● Aim of the exercise
Count each line below that has "Moderate" anywhere in it. Answer with the total alone.
_ _ _ _ _
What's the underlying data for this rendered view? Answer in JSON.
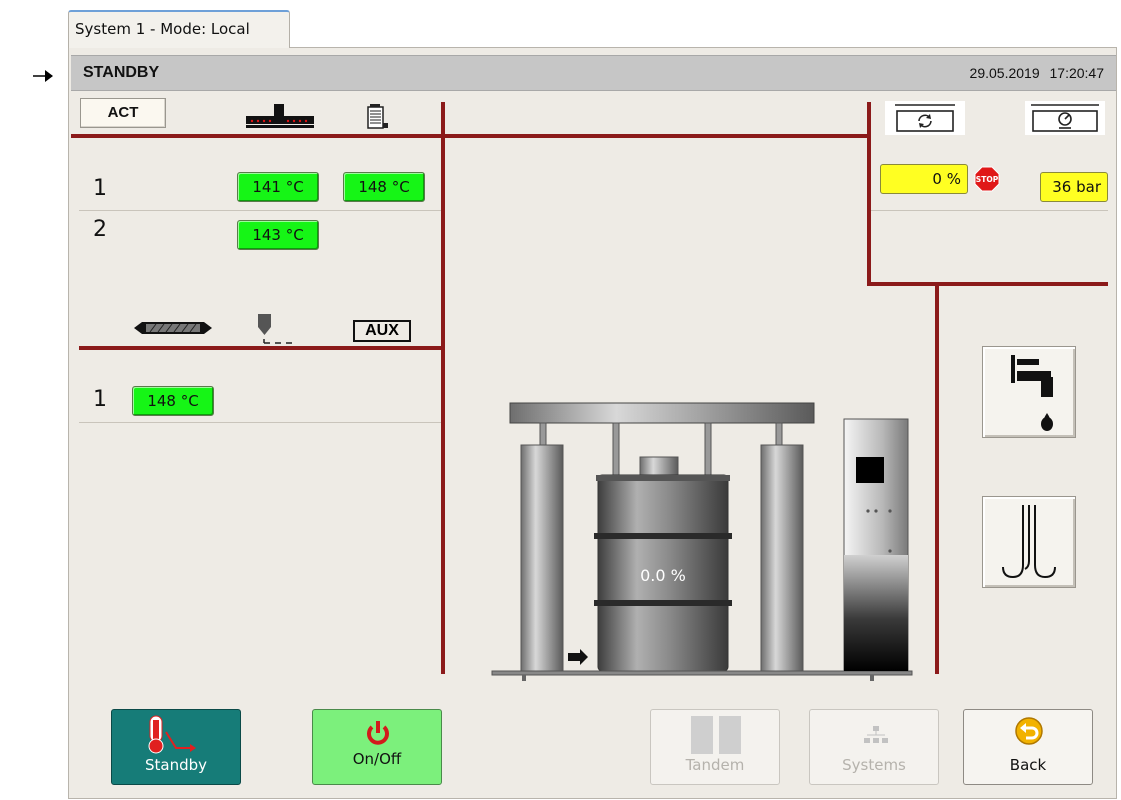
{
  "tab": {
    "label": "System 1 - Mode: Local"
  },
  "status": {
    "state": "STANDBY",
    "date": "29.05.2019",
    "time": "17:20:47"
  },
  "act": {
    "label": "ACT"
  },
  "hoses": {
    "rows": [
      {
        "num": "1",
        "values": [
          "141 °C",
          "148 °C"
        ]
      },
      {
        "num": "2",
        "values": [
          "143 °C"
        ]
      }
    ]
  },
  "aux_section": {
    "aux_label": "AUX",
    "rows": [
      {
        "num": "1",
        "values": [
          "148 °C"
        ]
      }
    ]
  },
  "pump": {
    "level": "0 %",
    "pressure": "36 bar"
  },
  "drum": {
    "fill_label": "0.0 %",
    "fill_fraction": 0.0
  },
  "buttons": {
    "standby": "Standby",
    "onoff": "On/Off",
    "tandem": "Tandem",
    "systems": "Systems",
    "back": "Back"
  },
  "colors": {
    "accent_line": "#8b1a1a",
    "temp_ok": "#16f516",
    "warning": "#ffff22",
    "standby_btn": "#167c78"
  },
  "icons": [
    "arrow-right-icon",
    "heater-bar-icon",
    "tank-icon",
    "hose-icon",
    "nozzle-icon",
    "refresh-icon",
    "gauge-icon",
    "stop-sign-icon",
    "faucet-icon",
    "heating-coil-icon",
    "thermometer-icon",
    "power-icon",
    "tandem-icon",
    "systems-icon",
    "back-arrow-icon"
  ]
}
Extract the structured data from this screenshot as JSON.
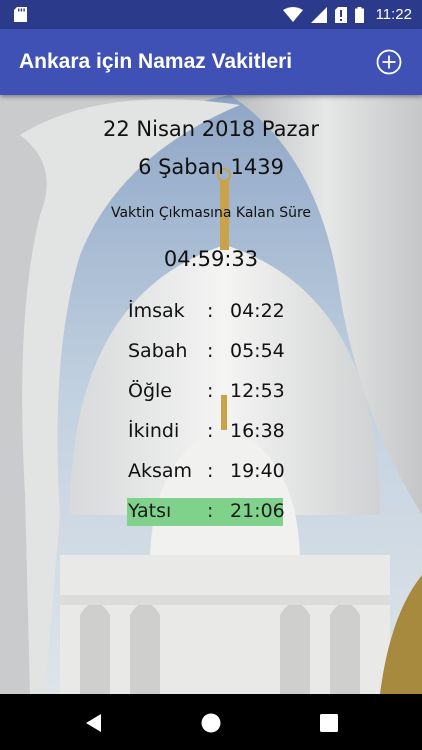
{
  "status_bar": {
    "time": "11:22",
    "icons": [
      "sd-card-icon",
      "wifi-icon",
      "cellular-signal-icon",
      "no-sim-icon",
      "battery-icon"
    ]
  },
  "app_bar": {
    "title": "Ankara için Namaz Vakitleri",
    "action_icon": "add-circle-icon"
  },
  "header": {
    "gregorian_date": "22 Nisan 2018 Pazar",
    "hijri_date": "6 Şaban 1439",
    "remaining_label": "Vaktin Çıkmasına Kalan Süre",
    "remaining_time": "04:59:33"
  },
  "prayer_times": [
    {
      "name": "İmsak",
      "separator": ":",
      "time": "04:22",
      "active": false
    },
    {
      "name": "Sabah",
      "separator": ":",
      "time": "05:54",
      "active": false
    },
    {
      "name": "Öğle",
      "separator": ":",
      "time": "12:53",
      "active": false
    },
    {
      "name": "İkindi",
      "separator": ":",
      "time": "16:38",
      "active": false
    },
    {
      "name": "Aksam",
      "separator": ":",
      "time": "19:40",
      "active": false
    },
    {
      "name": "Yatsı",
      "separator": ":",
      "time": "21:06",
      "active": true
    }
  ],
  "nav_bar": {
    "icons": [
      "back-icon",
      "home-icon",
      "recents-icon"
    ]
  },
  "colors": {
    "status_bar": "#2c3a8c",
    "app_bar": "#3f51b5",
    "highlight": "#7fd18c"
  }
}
_ _ _ _ _
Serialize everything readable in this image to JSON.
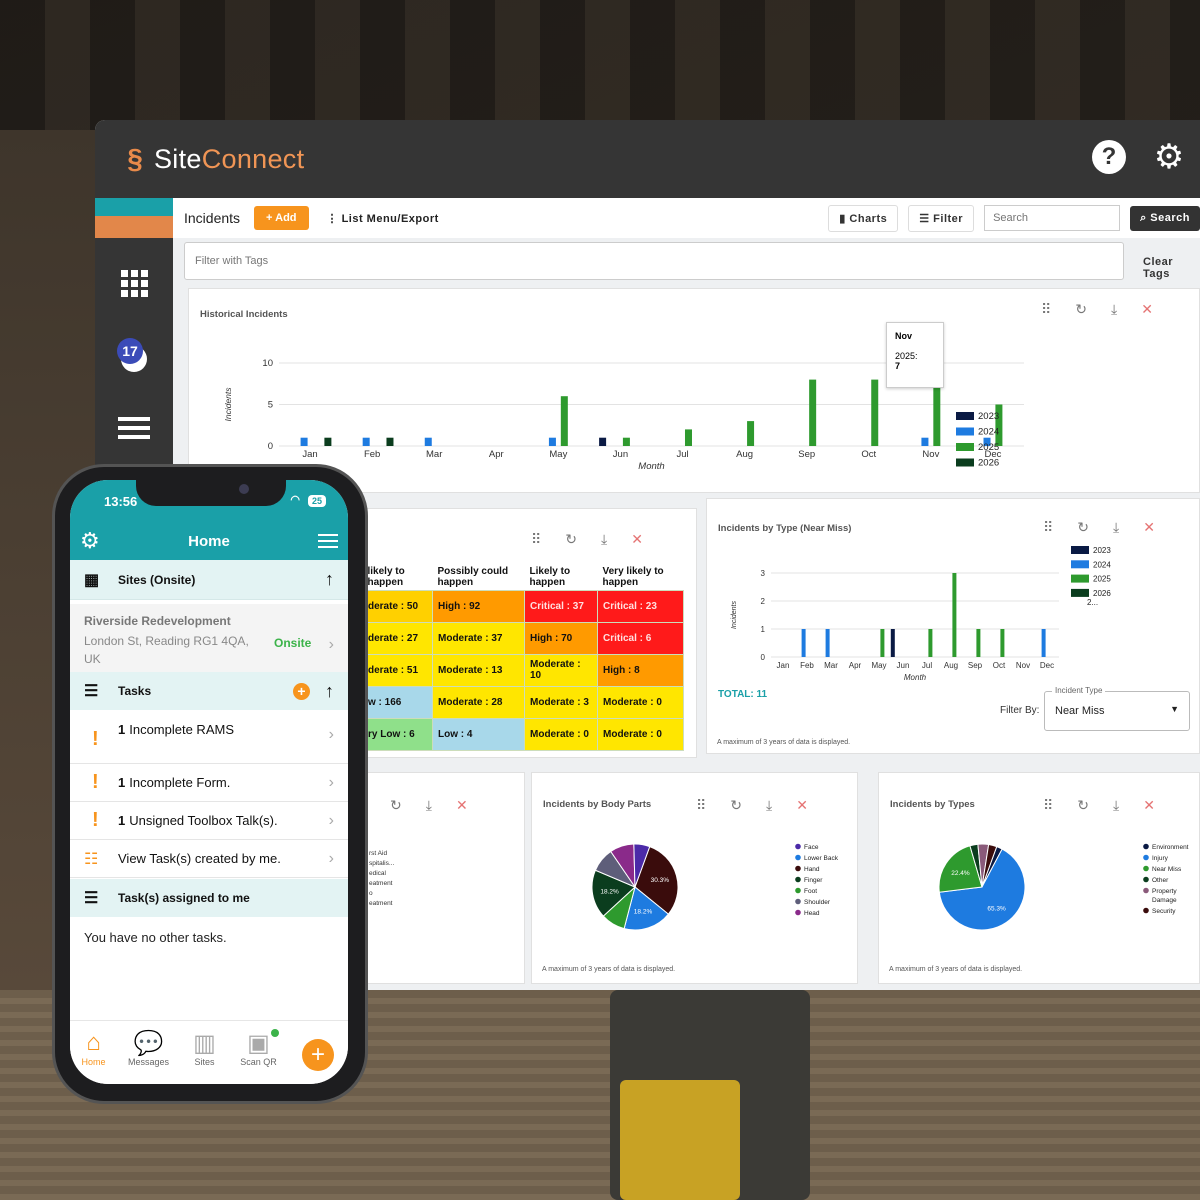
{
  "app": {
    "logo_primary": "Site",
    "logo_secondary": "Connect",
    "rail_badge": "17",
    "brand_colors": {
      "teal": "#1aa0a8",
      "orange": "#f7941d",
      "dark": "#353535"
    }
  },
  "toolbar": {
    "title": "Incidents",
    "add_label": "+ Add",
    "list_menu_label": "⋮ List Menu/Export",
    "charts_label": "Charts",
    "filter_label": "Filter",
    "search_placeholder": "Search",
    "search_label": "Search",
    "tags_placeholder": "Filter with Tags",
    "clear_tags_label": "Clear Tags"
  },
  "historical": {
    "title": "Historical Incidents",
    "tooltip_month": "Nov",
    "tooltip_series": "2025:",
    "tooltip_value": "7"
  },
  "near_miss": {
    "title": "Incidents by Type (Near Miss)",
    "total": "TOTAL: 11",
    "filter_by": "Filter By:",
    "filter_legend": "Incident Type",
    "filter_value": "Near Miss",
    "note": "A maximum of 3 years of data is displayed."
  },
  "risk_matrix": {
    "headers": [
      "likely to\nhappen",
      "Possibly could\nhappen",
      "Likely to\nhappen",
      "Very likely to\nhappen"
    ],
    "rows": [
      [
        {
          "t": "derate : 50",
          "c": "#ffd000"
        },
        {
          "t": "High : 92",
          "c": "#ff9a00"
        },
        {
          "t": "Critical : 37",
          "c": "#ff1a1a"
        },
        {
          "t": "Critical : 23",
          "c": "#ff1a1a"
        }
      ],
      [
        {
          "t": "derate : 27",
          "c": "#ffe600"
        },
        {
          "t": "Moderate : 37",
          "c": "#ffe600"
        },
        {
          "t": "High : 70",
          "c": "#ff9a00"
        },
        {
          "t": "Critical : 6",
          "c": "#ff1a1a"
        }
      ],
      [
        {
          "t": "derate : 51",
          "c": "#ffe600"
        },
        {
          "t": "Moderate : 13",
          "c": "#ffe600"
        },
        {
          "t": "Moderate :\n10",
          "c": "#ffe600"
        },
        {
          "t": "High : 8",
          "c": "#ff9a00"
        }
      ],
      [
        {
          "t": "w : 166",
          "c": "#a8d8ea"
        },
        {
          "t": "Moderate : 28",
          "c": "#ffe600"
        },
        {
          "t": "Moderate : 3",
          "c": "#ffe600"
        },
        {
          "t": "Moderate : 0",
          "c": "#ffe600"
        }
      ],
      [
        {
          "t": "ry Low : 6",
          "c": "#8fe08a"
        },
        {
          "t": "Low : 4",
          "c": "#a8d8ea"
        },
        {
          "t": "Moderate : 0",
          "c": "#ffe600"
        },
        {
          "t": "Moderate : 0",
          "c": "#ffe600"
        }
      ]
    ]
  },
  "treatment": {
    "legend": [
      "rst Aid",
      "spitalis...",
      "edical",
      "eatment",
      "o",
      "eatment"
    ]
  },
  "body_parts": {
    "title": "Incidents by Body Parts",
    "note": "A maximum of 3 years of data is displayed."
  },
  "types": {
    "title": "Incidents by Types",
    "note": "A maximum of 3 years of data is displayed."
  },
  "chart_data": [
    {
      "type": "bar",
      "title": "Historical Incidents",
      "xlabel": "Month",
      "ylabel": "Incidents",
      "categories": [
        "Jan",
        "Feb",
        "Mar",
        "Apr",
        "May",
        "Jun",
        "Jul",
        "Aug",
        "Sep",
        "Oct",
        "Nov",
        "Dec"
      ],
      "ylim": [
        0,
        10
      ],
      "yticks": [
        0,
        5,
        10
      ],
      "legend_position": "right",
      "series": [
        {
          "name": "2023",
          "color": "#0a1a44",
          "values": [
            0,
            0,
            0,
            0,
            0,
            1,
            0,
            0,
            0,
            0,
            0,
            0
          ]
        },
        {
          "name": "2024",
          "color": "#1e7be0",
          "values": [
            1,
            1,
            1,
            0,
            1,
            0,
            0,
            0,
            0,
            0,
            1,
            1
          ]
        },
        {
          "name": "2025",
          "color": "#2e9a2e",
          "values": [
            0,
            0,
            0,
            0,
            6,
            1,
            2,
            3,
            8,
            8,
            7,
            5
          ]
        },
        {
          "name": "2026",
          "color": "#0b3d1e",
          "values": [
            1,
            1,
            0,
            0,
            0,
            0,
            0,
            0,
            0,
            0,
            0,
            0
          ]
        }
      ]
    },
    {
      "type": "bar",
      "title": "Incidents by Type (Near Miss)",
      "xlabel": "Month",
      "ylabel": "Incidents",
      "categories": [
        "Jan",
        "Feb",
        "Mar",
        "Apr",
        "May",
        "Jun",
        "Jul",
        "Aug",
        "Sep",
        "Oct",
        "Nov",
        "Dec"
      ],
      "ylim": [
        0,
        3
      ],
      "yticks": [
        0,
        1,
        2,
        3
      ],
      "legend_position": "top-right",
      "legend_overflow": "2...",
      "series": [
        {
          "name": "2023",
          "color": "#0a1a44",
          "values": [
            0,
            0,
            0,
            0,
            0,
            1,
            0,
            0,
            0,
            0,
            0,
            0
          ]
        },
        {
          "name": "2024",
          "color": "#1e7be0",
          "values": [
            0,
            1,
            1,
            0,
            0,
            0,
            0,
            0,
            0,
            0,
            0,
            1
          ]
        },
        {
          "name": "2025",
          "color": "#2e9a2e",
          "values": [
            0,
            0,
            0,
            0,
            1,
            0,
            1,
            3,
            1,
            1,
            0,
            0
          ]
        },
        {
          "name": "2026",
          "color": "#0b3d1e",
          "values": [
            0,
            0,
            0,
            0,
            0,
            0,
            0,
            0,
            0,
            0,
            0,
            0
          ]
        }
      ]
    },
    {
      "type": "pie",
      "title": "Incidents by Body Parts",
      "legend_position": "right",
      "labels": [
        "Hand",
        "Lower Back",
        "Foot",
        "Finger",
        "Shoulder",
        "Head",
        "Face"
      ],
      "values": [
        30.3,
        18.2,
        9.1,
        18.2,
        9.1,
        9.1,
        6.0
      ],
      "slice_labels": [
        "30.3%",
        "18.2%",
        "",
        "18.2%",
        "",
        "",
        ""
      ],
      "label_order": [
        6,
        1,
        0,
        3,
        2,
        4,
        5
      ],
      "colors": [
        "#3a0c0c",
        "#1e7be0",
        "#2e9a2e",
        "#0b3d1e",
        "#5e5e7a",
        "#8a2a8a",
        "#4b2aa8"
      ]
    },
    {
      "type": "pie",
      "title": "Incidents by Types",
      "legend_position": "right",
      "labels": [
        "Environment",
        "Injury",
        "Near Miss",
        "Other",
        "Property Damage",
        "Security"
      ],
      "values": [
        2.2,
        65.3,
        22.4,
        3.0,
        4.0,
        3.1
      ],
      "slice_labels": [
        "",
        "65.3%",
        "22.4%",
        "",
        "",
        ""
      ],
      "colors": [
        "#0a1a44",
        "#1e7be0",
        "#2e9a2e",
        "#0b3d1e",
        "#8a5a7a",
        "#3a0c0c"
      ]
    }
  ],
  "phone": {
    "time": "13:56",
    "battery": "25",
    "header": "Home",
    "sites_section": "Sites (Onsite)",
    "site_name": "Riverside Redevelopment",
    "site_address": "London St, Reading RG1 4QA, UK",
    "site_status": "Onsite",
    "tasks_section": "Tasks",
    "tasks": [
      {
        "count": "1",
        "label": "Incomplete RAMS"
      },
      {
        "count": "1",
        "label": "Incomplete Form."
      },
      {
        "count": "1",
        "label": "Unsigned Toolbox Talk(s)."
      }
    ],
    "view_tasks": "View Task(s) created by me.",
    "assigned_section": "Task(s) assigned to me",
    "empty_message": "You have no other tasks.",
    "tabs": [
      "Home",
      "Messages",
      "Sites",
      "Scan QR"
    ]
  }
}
_ _ _ _ _
● Solution to the exercise
8